MATERIAL SHOWN =>
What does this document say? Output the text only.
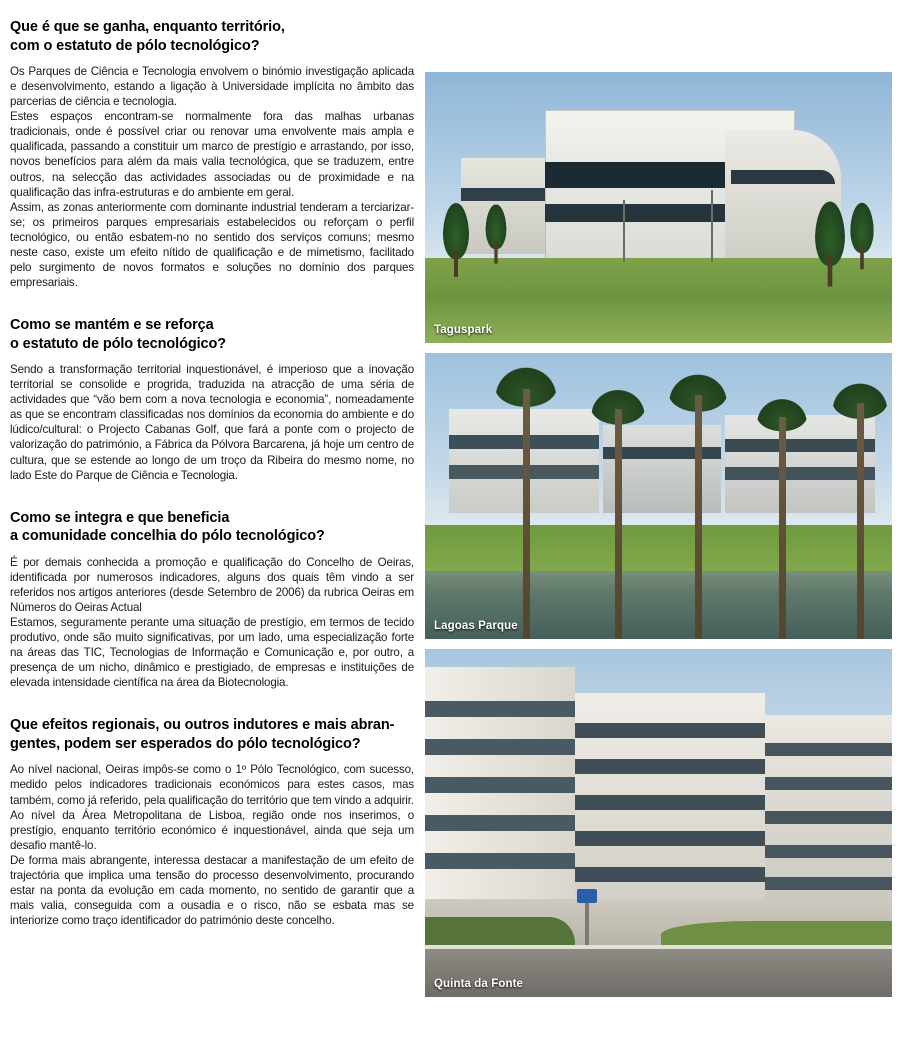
Que é que se ganha, enquanto território,
com o estatuto de pólo tecnológico?

Os Parques de Ciência e Tecnologia envolvem o binómio investigação aplicada e desenvolvimento, estando a ligação à Universidade implícita no âmbito das parcerias de ciência e tecnologia.

Estes espaços encontram-se normalmente fora das malhas urbanas tradicionais, onde é possível criar ou renovar uma envolvente mais ampla e qualificada, passando a constituir um marco de prestígio e arrastando, por isso, novos benefícios para além da mais valia tecnológica, que se traduzem, entre outros, na selecção das actividades associadas ou de proximidade e na qualificação das infra-estruturas e do ambiente em geral.

Assim, as zonas anteriormente com dominante industrial tenderam a terciarizar-se; os primeiros parques empresariais estabelecidos ou reforçam o perfil tecnológico, ou então esbatem-no no sentido dos serviços comuns; mesmo neste caso, existe um efeito nítido de qualificação e de mimetismo, facilitado pelo surgimento de novos formatos e soluções no domínio dos parques empresariais.

Como se mantém e se reforça
o estatuto de pólo tecnológico?

Sendo a transformação territorial inquestionável, é imperioso que a inovação territorial se consolide e progrida, traduzida na atracção de uma séria de actividades que “vão bem com a nova tecnologia e economia”, nomeadamente as que se encontram classificadas nos domínios da economia do ambiente e do lúdico/cultural: o Projecto Cabanas Golf, que fará a ponte com o projecto de valorização do património, a Fábrica da Pólvora Barcarena, já hoje um centro de cultura, que se estende ao longo de um troço da Ribeira do mesmo nome, no lado Este do Parque de Ciência e Tecnologia.

Como se integra e que beneficia
a comunidade concelhia do pólo tecnológico?

É por demais conhecida a promoção e qualificação do Concelho de Oeiras, identificada por numerosos indicadores, alguns dos quais têm vindo a ser referidos nos artigos anteriores (desde Setembro de 2006) da rubrica Oeiras em Números do Oeiras Actual

Estamos, seguramente perante uma situação de prestígio, em termos de tecido produtivo, onde são muito significativas, por um lado, uma especialização forte na áreas das TIC, Tecnologias de Informação e Comunicação e, por outro, a presença de um nicho, dinâmico e prestigiado, de empresas e instituições de elevada intensidade científica na área da Biotecnologia.

Que efeitos regionais, ou outros indutores e mais abran-
gentes, podem ser esperados do pólo tecnológico?

Ao nível nacional, Oeiras impôs-se como o 1º Pólo Tecnológico, com sucesso, medido pelos indicadores tradicionais económicos para estes casos, mas também, como já referido, pela qualificação do território que tem vindo a adquirir.

Ao nível da Área Metropolitana de Lisboa, região onde nos inserimos, o prestígio, enquanto território económico é inquestionável, ainda que seja um desafio mantê-lo.

De forma mais abrangente, interessa destacar a manifestação de um efeito de trajectória que implica uma tensão do processo desenvolvimento, procurando estar na ponta da evolução em cada momento, no sentido de garantir que a mais valia, conseguida com a ousadia e o risco, não se esbata mas se interiorize como traço identificador do património deste concelho.

Taguspark
Lagoas Parque
Quinta da Fonte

TASK INSTRUCTIONS =>
Leave the pictures out and copy the rest of the data exactly.

THE RESULT =>
What does this document say? Output the text only.
Que é que se ganha, enquanto território,
com o estatuto de pólo tecnológico?

Os Parques de Ciência e Tecnologia envolvem o binómio investigação aplicada e desenvolvimento, estando a ligação à Universidade implícita no âmbito das parcerias de ciência e tecnologia.

Estes espaços encontram-se normalmente fora das malhas urbanas tradicionais, onde é possível criar ou renovar uma envolvente mais ampla e qualificada, passando a constituir um marco de prestígio e arrastando, por isso, novos benefícios para além da mais valia tecnológica, que se traduzem, entre outros, na selecção das actividades associadas ou de proximidade e na qualificação das infra-estruturas e do ambiente em geral.

Assim, as zonas anteriormente com dominante industrial tenderam a terciarizar-se; os primeiros parques empresariais estabelecidos ou reforçam o perfil tecnológico, ou então esbatem-no no sentido dos serviços comuns; mesmo neste caso, existe um efeito nítido de qualificação e de mimetismo, facilitado pelo surgimento de novos formatos e soluções no domínio dos parques empresariais.

Como se mantém e se reforça
o estatuto de pólo tecnológico?

Sendo a transformação territorial inquestionável, é imperioso que a inovação territorial se consolide e progrida, traduzida na atracção de uma séria de actividades que “vão bem com a nova tecnologia e economia”, nomeadamente as que se encontram classificadas nos domínios da economia do ambiente e do lúdico/cultural: o Projecto Cabanas Golf, que fará a ponte com o projecto de valorização do património, a Fábrica da Pólvora Barcarena, já hoje um centro de cultura, que se estende ao longo de um troço da Ribeira do mesmo nome, no lado Este do Parque de Ciência e Tecnologia.

Como se integra e que beneficia
a comunidade concelhia do pólo tecnológico?

É por demais conhecida a promoção e qualificação do Concelho de Oeiras, identificada por numerosos indicadores, alguns dos quais têm vindo a ser referidos nos artigos anteriores (desde Setembro de 2006) da rubrica Oeiras em Números do Oeiras Actual

Estamos, seguramente perante uma situação de prestígio, em termos de tecido produtivo, onde são muito significativas, por um lado, uma especialização forte na áreas das TIC, Tecnologias de Informação e Comunicação e, por outro, a presença de um nicho, dinâmico e prestigiado, de empresas e instituições de elevada intensidade científica na área da Biotecnologia.

Que efeitos regionais, ou outros indutores e mais abran-
gentes, podem ser esperados do pólo tecnológico?

Ao nível nacional, Oeiras impôs-se como o 1º Pólo Tecnológico, com sucesso, medido pelos indicadores tradicionais económicos para estes casos, mas também, como já referido, pela qualificação do território que tem vindo a adquirir.

Ao nível da Área Metropolitana de Lisboa, região onde nos inserimos, o prestígio, enquanto território económico é inquestionável, ainda que seja um desafio mantê-lo.

De forma mais abrangente, interessa destacar a manifestação de um efeito de trajectória que implica uma tensão do processo desenvolvimento, procurando estar na ponta da evolução em cada momento, no sentido de garantir que a mais valia, conseguida com a ousadia e o risco, não se esbata mas se interiorize como traço identificador do património deste concelho.

Taguspark
Lagoas Parque
Quinta da Fonte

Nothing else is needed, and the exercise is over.